-------- EXERCISE MATERIALS --------

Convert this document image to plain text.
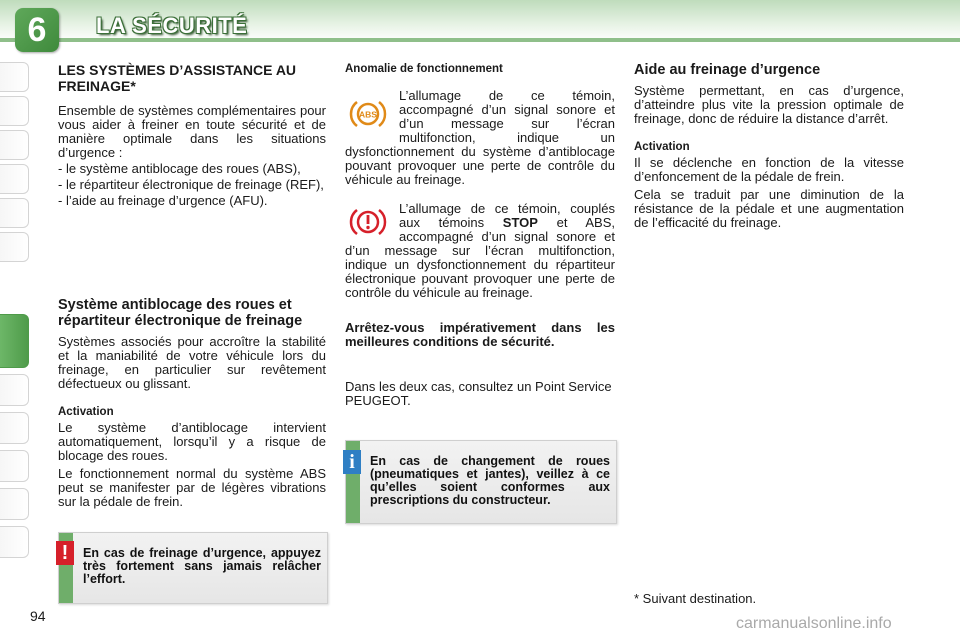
6	LA SÉCURITÉ
LES SYSTÈMES D’ASSISTANCE AU FREINAGE*
Ensemble de systèmes complémentaires pour vous aider à freiner en toute sécurité et de manière optimale dans les situations d’urgence :
- le système antiblocage des roues (ABS),
- le répartiteur électronique de freinage (REF),
- l’aide au freinage d’urgence (AFU).
Système antiblocage des roues et répartiteur électronique de freinage
Systèmes associés pour accroître la stabilité et la maniabilité de votre véhicule lors du freinage, en particulier sur revêtement défectueux ou glissant.
Activation
Le système d’antiblocage intervient automatiquement, lorsqu’il y a risque de blocage des roues.
Le fonctionnement normal du système ABS peut se manifester par de légères vibrations sur la pédale de frein.
En cas de freinage d’urgence, appuyez très fortement sans jamais relâcher l’effort.
!
Anomalie de fonctionnement
ABS
L’allumage de ce témoin, accompagné d’un signal sonore et d’un message sur l’écran multifonction, indique un dysfonctionnement du système d’antiblocage pouvant provoquer une perte de contrôle du véhicule au freinage.
L’allumage de ce témoin, couplés aux témoins STOP et ABS, accompagné d’un signal sonore et d’un message sur l’écran multifonction, indique un dysfonctionnement du répartiteur électronique pouvant provoquer une perte de contrôle du véhicule au freinage.
Arrêtez-vous impérativement dans les meilleures conditions de sécurité.
Dans les deux cas, consultez un Point Service PEUGEOT.
En cas de changement de roues (pneumatiques et jantes), veillez à ce qu’elles soient conformes aux prescriptions du constructeur.
i
Aide au freinage d’urgence
Système permettant, en cas d’urgence, d’atteindre plus vite la pression optimale de freinage, donc de réduire la distance d’arrêt.
Activation
Il se déclenche en fonction de la vitesse d’enfoncement de la pédale de frein.
Cela se traduit par une diminution de la résistance de la pédale et une augmentation de l’efficacité du freinage.
* Suivant destination.
94	carmanualsonline.info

--------

* WHAT TO WORK ON: From the entries above, return each line with the word "témoin" in it.

* EXPECTED OUTPUT:
L’allumage de ce témoin, accompagné d’un signal sonore et d’un message sur l’écran multifonction, indique un dysfonctionnement du système d’antiblocage pouvant provoquer une perte de contrôle du véhicule au freinage.
L’allumage de ce témoin, couplés aux témoins STOP et ABS, accompagné d’un signal sonore et d’un message sur l’écran multifonction, indique un dysfonctionnement du répartiteur électronique pouvant provoquer une perte de contrôle du véhicule au freinage.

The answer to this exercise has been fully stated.